#### Instruction:
Copy, in full, each line of the material that holds the word "this".

#### Available records:

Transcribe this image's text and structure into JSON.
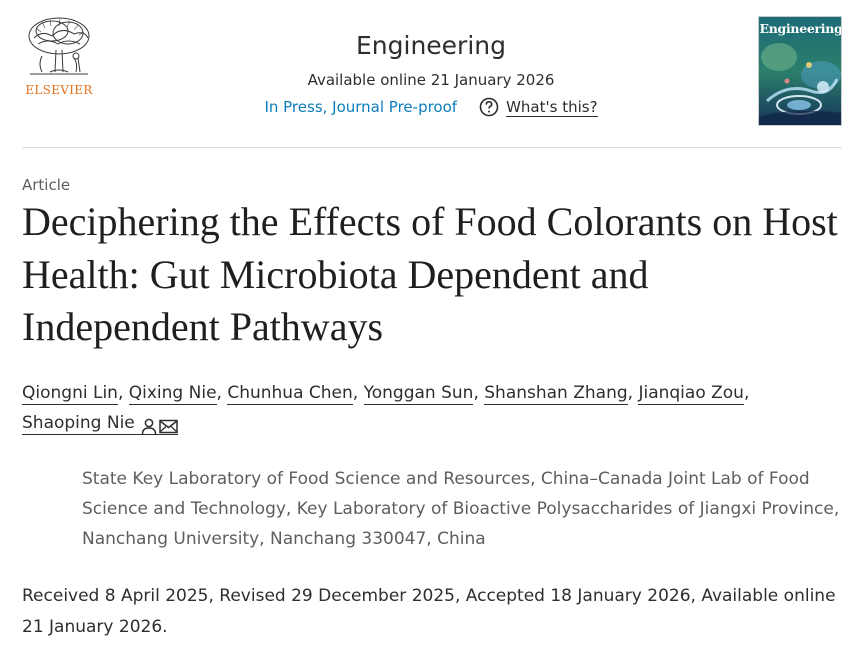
{
  "header": {
    "publisher_logo": "ELSEVIER",
    "journal_name": "Engineering",
    "available_online": "Available online 21 January 2026",
    "status": "In Press, Journal Pre-proof",
    "help_link": "What's this?",
    "cover_title": "Engineering"
  },
  "article": {
    "type": "Article",
    "title": "Deciphering the Effects of Food Colorants on Host Health: Gut Microbiota Dependent and Independent Pathways",
    "authors": [
      "Qiongni Lin",
      "Qixing Nie",
      "Chunhua Chen",
      "Yonggan Sun",
      "Shanshan Zhang",
      "Jianqiao Zou",
      "Shaoping Nie"
    ],
    "separator": ",",
    "affiliation": "State Key Laboratory of Food Science and Resources, China–Canada Joint Lab of Food Science and Technology, Key Laboratory of Bioactive Polysaccharides of Jiangxi Province, Nanchang University, Nanchang 330047, China",
    "dates": "Received 8 April 2025, Revised 29 December 2025, Accepted 18 January 2026, Available online 21 January 2026."
  },
  "colors": {
    "accent_link": "#0c7dbb",
    "elsevier_orange": "#e9711c",
    "text": "#1f1f1f",
    "muted": "#5e5e5e"
  },
  "icons": {
    "help": "question-circle-icon",
    "corresponding_author": "person-icon",
    "email": "envelope-icon"
  }
}
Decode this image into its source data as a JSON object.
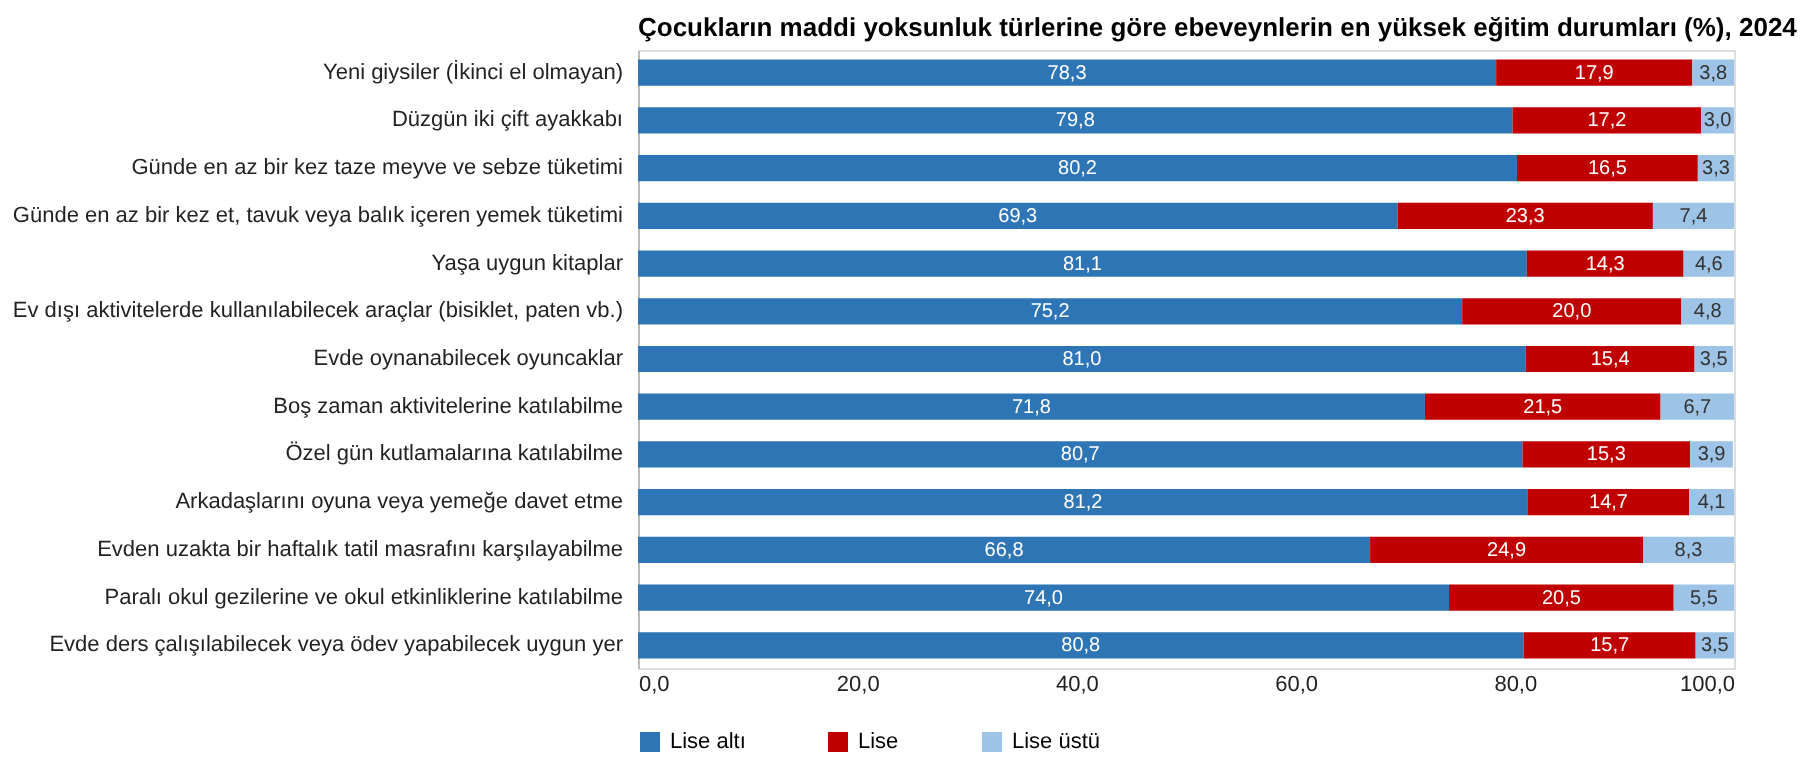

#### Reply to the exercise:
Transcribe this image's text and structure into JSON.
    "help_link": "What's this?",
Decode this image into its source data as a JSON object.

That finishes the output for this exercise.